* start *

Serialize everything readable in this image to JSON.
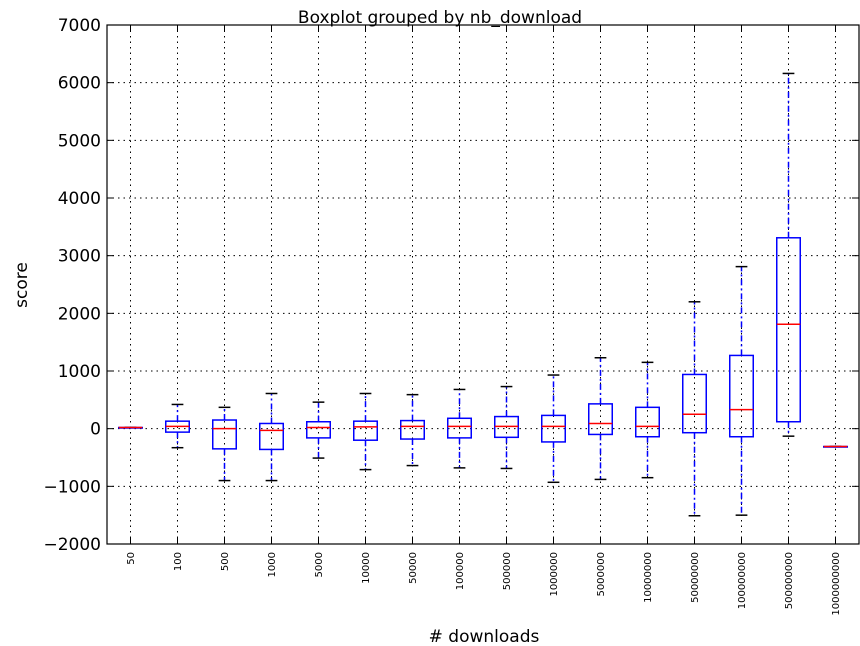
{
  "chart_data": {
    "type": "boxplot",
    "title": "Boxplot grouped by nb_download",
    "xlabel": "# downloads",
    "ylabel": "score",
    "ylim": [
      -2000,
      7000
    ],
    "yticks": [
      -2000,
      -1000,
      0,
      1000,
      2000,
      3000,
      4000,
      5000,
      6000,
      7000
    ],
    "ytick_labels": [
      "−2000",
      "−1000",
      "0",
      "1000",
      "2000",
      "3000",
      "4000",
      "5000",
      "6000",
      "7000"
    ],
    "grid": true,
    "categories": [
      "50",
      "100",
      "500",
      "1000",
      "5000",
      "10000",
      "50000",
      "100000",
      "500000",
      "1000000",
      "5000000",
      "10000000",
      "50000000",
      "100000000",
      "500000000",
      "1000000000"
    ],
    "boxes": [
      {
        "whisker_low": 20,
        "q1": 20,
        "median": 20,
        "q3": 20,
        "whisker_high": 20
      },
      {
        "whisker_low": -330,
        "q1": -60,
        "median": 40,
        "q3": 130,
        "whisker_high": 420
      },
      {
        "whisker_low": -900,
        "q1": -350,
        "median": 0,
        "q3": 150,
        "whisker_high": 370
      },
      {
        "whisker_low": -900,
        "q1": -360,
        "median": -30,
        "q3": 90,
        "whisker_high": 610
      },
      {
        "whisker_low": -510,
        "q1": -160,
        "median": 20,
        "q3": 120,
        "whisker_high": 460
      },
      {
        "whisker_low": -710,
        "q1": -200,
        "median": 30,
        "q3": 130,
        "whisker_high": 610
      },
      {
        "whisker_low": -640,
        "q1": -180,
        "median": 40,
        "q3": 140,
        "whisker_high": 590
      },
      {
        "whisker_low": -680,
        "q1": -160,
        "median": 40,
        "q3": 180,
        "whisker_high": 680
      },
      {
        "whisker_low": -690,
        "q1": -150,
        "median": 40,
        "q3": 210,
        "whisker_high": 730
      },
      {
        "whisker_low": -930,
        "q1": -230,
        "median": 40,
        "q3": 230,
        "whisker_high": 930
      },
      {
        "whisker_low": -880,
        "q1": -100,
        "median": 90,
        "q3": 430,
        "whisker_high": 1230
      },
      {
        "whisker_low": -850,
        "q1": -140,
        "median": 40,
        "q3": 370,
        "whisker_high": 1150
      },
      {
        "whisker_low": -1510,
        "q1": -70,
        "median": 250,
        "q3": 940,
        "whisker_high": 2200
      },
      {
        "whisker_low": -1500,
        "q1": -140,
        "median": 330,
        "q3": 1270,
        "whisker_high": 2810
      },
      {
        "whisker_low": -130,
        "q1": 120,
        "median": 1810,
        "q3": 3310,
        "whisker_high": 6160
      },
      {
        "whisker_low": -310,
        "q1": -310,
        "median": -310,
        "q3": -310,
        "whisker_high": -310
      }
    ],
    "colors": {
      "box": "#0000ff",
      "median": "#ff0000",
      "whisker": "#0000ff",
      "cap": "#000000",
      "grid": "#000000"
    }
  }
}
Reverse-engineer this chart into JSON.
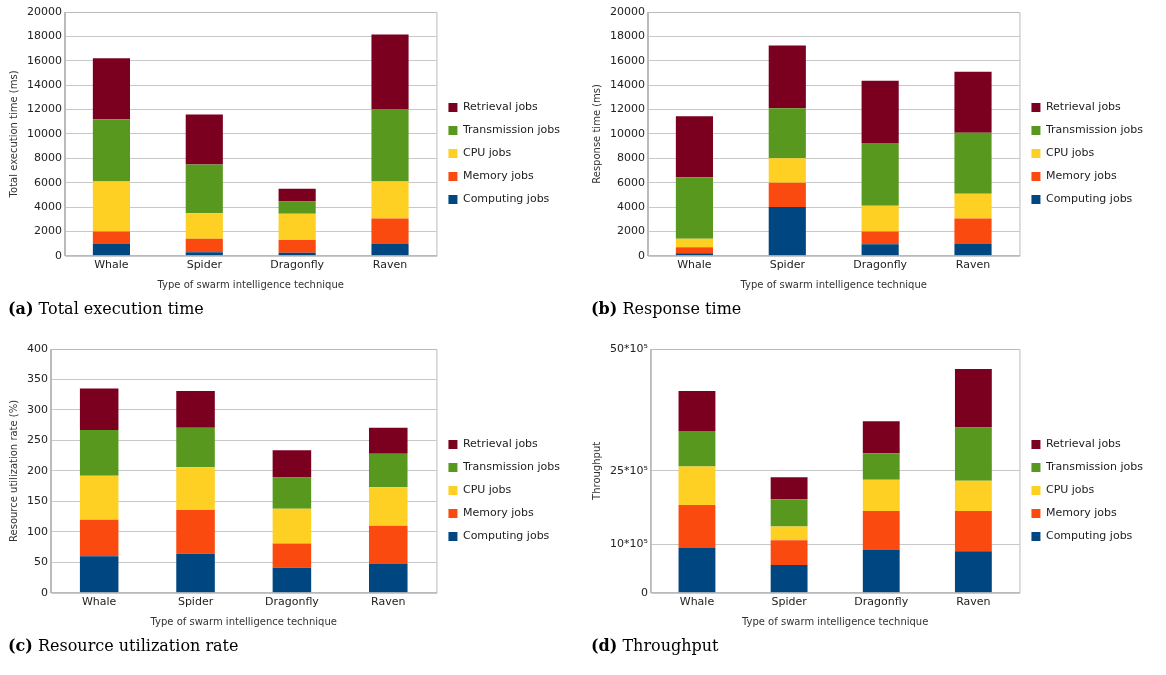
{
  "chart_data": [
    {
      "type": "bar",
      "title": "(a) Total execution time",
      "xlabel": "Type of swarm intelligence technique",
      "ylabel": "Total execution time (ms)",
      "categories": [
        "Whale",
        "Spider",
        "Dragonfly",
        "Raven"
      ],
      "stacked": true,
      "grid": "y",
      "legend": "right",
      "ylim": [
        0,
        20000
      ],
      "yticks": [
        0,
        2000,
        4000,
        6000,
        8000,
        10000,
        12000,
        14000,
        16000,
        18000,
        20000
      ],
      "series": [
        {
          "name": "Computing jobs",
          "color": "#004680",
          "values": [
            1000,
            300,
            250,
            1000
          ]
        },
        {
          "name": "Memory jobs",
          "color": "#fb4a10",
          "values": [
            1000,
            1100,
            1050,
            2050
          ]
        },
        {
          "name": "CPU jobs",
          "color": "#fdd023",
          "values": [
            4100,
            2100,
            2150,
            3050
          ]
        },
        {
          "name": "Transmission jobs",
          "color": "#58981e",
          "values": [
            5100,
            4000,
            1000,
            5950
          ]
        },
        {
          "name": "Retrieval jobs",
          "color": "#7b0020",
          "values": [
            5000,
            4100,
            1050,
            6100
          ]
        }
      ]
    },
    {
      "type": "bar",
      "title": "(b) Response time",
      "xlabel": "Type of swarm intelligence technique",
      "ylabel": "Response time (ms)",
      "categories": [
        "Whale",
        "Spider",
        "Dragonfly",
        "Raven"
      ],
      "stacked": true,
      "grid": "y",
      "legend": "right",
      "ylim": [
        0,
        20000
      ],
      "yticks": [
        0,
        2000,
        4000,
        6000,
        8000,
        10000,
        12000,
        14000,
        16000,
        18000,
        20000
      ],
      "series": [
        {
          "name": "Computing jobs",
          "color": "#004680",
          "values": [
            200,
            4000,
            950,
            1000
          ]
        },
        {
          "name": "Memory jobs",
          "color": "#fb4a10",
          "values": [
            500,
            2000,
            1050,
            2050
          ]
        },
        {
          "name": "CPU jobs",
          "color": "#fdd023",
          "values": [
            700,
            2000,
            2100,
            2050
          ]
        },
        {
          "name": "Transmission jobs",
          "color": "#58981e",
          "values": [
            5050,
            4100,
            5150,
            5000
          ]
        },
        {
          "name": "Retrieval jobs",
          "color": "#7b0020",
          "values": [
            5000,
            5150,
            5100,
            5000
          ]
        }
      ]
    },
    {
      "type": "bar",
      "title": "(c) Resource utilization rate",
      "xlabel": "Type of swarm intelligence technique",
      "ylabel": "Resource utilization rate (%)",
      "categories": [
        "Whale",
        "Spider",
        "Dragonfly",
        "Raven"
      ],
      "stacked": true,
      "grid": "y",
      "legend": "right",
      "ylim": [
        0,
        400
      ],
      "yticks": [
        0,
        50,
        100,
        150,
        200,
        250,
        300,
        350,
        400
      ],
      "series": [
        {
          "name": "Computing jobs",
          "color": "#004680",
          "values": [
            60,
            64,
            41,
            48
          ]
        },
        {
          "name": "Memory jobs",
          "color": "#fb4a10",
          "values": [
            60,
            72,
            40,
            62
          ]
        },
        {
          "name": "CPU jobs",
          "color": "#fdd023",
          "values": [
            72,
            70,
            57,
            63
          ]
        },
        {
          "name": "Transmission jobs",
          "color": "#58981e",
          "values": [
            75,
            65,
            51,
            55
          ]
        },
        {
          "name": "Retrieval jobs",
          "color": "#7b0020",
          "values": [
            68,
            60,
            45,
            43
          ]
        }
      ]
    },
    {
      "type": "bar",
      "title": "(d) Throughput",
      "xlabel": "Type of swarm intelligence technique",
      "ylabel": "Throughput",
      "categories": [
        "Whale",
        "Spider",
        "Dragonfly",
        "Raven"
      ],
      "stacked": true,
      "grid": "y",
      "legend": "right",
      "ylim": [
        0,
        5000000
      ],
      "yticks": [
        0,
        {
          "value": 1000000,
          "label": "10*10⁵"
        },
        {
          "value": 2500000,
          "label": "25*10⁵"
        },
        {
          "value": 5000000,
          "label": "50*10⁵"
        }
      ],
      "series": [
        {
          "name": "Computing jobs",
          "color": "#004680",
          "values": [
            920000,
            570000,
            880000,
            850000
          ]
        },
        {
          "name": "Memory jobs",
          "color": "#fb4a10",
          "values": [
            880000,
            510000,
            800000,
            830000
          ]
        },
        {
          "name": "CPU jobs",
          "color": "#fdd023",
          "values": [
            790000,
            280000,
            640000,
            620000
          ]
        },
        {
          "name": "Transmission jobs",
          "color": "#58981e",
          "values": [
            730000,
            560000,
            540000,
            1090000
          ]
        },
        {
          "name": "Retrieval jobs",
          "color": "#7b0020",
          "values": [
            820000,
            450000,
            660000,
            1200000
          ]
        }
      ]
    }
  ]
}
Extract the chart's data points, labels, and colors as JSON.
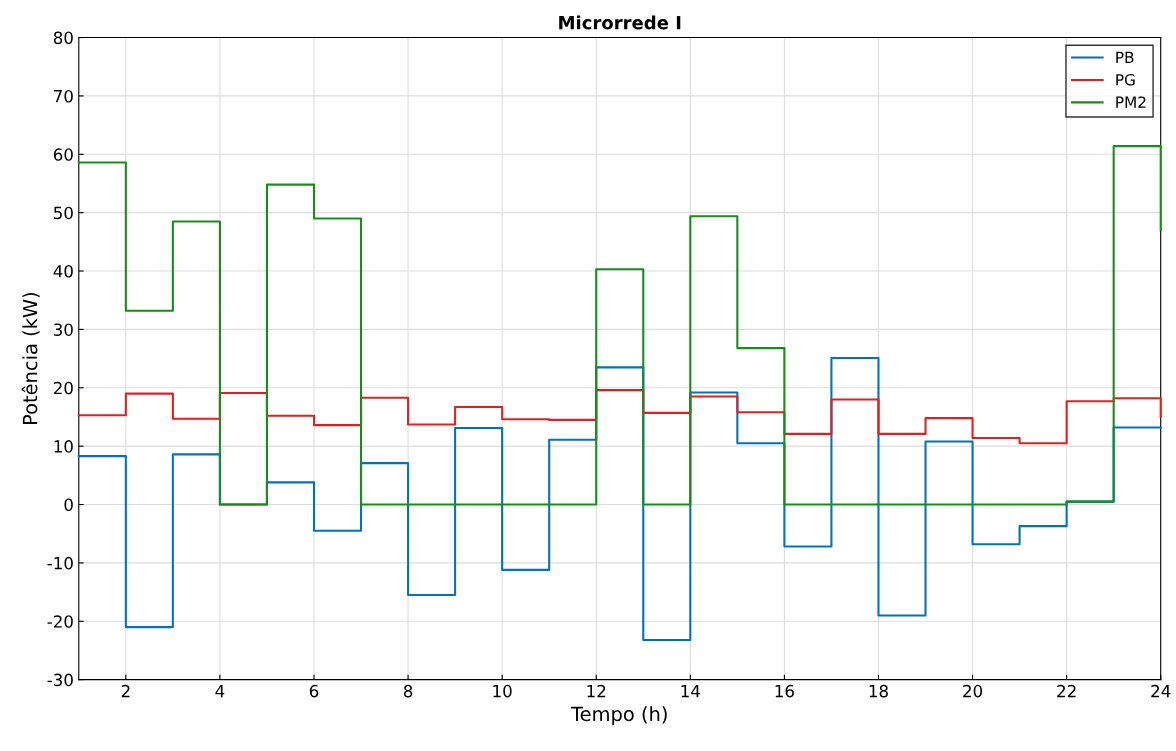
{
  "chart_data": {
    "type": "step",
    "title": "Microrrede I",
    "xlabel": "Tempo (h)",
    "ylabel": "Potência (kW)",
    "x": [
      1,
      2,
      3,
      4,
      5,
      6,
      7,
      8,
      9,
      10,
      11,
      12,
      13,
      14,
      15,
      16,
      17,
      18,
      19,
      20,
      21,
      22,
      23,
      24
    ],
    "series": [
      {
        "name": "PB",
        "color": "#0072bd",
        "values": [
          8.3,
          -21,
          8.6,
          0,
          3.8,
          -4.5,
          7.1,
          -15.5,
          13.1,
          -11.2,
          11.1,
          23.5,
          -23.2,
          19.2,
          10.5,
          -7.2,
          25.1,
          -19,
          10.8,
          -6.8,
          -3.7,
          0.5,
          13.2,
          13.2
        ]
      },
      {
        "name": "PG",
        "color": "#e02020",
        "values": [
          15.3,
          19,
          14.7,
          19.1,
          15.2,
          13.6,
          18.3,
          13.7,
          16.7,
          14.6,
          14.5,
          19.6,
          15.7,
          18.5,
          15.8,
          12.1,
          18,
          12.1,
          14.8,
          11.4,
          10.5,
          17.7,
          18.2,
          15
        ]
      },
      {
        "name": "PM2",
        "color": "#1a8c1a",
        "values": [
          58.6,
          33.2,
          48.5,
          0,
          54.8,
          49,
          0,
          0,
          0,
          0,
          0,
          40.3,
          0,
          49.4,
          26.8,
          0,
          0,
          0,
          0,
          0,
          0,
          0.5,
          61.4,
          47
        ]
      }
    ],
    "xlim": [
      1,
      24
    ],
    "xticks": [
      2,
      4,
      6,
      8,
      10,
      12,
      14,
      16,
      18,
      20,
      22,
      24
    ],
    "ylim": [
      -30,
      80
    ],
    "yticks": [
      -30,
      -20,
      -10,
      0,
      10,
      20,
      30,
      40,
      50,
      60,
      70,
      80
    ],
    "grid": true,
    "legend": "top right",
    "line_style": "solid",
    "marker": "none"
  }
}
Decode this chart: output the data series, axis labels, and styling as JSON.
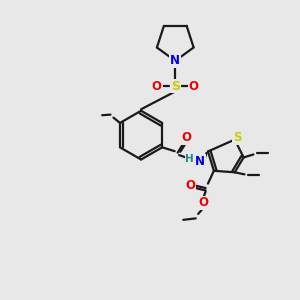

* end *

EXERCISE INSTRUCTIONS
Count the lines above that contain the word "utilization", and give only that number.

THE RESULT
2